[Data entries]
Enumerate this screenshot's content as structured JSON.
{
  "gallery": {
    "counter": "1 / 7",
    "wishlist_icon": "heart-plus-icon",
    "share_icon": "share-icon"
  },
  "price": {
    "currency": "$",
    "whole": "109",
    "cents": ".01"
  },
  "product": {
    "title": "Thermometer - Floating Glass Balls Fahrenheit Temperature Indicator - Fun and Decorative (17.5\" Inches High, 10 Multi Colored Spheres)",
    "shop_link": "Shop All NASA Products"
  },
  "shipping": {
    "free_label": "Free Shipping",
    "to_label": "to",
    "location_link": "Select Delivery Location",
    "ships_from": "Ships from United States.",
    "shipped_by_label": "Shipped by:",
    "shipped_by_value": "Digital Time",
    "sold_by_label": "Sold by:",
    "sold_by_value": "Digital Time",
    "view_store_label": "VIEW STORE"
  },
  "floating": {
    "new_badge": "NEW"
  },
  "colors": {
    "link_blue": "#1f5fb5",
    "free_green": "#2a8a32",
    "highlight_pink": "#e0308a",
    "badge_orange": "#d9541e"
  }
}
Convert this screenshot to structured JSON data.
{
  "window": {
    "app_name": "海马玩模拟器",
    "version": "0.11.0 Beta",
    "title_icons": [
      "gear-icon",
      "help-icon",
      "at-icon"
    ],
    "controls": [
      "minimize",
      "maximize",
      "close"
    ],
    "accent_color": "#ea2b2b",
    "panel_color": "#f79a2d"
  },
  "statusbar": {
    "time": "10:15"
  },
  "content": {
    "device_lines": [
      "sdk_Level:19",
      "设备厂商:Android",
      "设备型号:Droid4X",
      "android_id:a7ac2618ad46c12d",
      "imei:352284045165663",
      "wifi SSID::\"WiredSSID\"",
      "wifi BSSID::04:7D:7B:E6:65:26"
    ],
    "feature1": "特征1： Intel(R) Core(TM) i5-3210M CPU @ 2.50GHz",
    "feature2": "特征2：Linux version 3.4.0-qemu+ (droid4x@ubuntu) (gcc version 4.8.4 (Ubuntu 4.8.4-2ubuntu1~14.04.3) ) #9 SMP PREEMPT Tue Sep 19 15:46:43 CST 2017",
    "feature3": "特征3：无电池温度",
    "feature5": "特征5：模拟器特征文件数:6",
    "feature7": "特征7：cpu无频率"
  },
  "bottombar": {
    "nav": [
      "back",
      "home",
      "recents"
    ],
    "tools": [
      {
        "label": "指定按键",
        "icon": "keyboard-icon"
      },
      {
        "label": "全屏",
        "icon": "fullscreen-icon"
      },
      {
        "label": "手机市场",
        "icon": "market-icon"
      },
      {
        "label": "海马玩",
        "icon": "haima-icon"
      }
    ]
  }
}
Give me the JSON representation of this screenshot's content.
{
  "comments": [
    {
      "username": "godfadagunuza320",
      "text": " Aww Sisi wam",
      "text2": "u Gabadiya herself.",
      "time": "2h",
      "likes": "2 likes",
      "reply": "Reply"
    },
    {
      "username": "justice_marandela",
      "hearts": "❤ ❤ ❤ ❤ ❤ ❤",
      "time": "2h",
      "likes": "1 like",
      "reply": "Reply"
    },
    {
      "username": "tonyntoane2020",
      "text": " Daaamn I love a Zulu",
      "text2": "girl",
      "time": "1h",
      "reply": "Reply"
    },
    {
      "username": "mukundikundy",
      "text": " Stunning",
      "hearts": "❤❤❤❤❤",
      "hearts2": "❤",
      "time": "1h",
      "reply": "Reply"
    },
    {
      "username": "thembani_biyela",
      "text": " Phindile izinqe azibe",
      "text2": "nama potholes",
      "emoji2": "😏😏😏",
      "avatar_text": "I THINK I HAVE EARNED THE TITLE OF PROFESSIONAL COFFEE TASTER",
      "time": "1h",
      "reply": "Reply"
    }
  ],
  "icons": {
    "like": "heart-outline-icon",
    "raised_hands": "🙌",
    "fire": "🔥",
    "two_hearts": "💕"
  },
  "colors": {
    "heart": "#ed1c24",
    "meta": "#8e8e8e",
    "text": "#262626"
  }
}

■ **INSTRUCTIONS FOR THE TASK**
Count every line in the data that contains the word "screenshot", then give that count and nothing else.

■ **SOLUTION**
3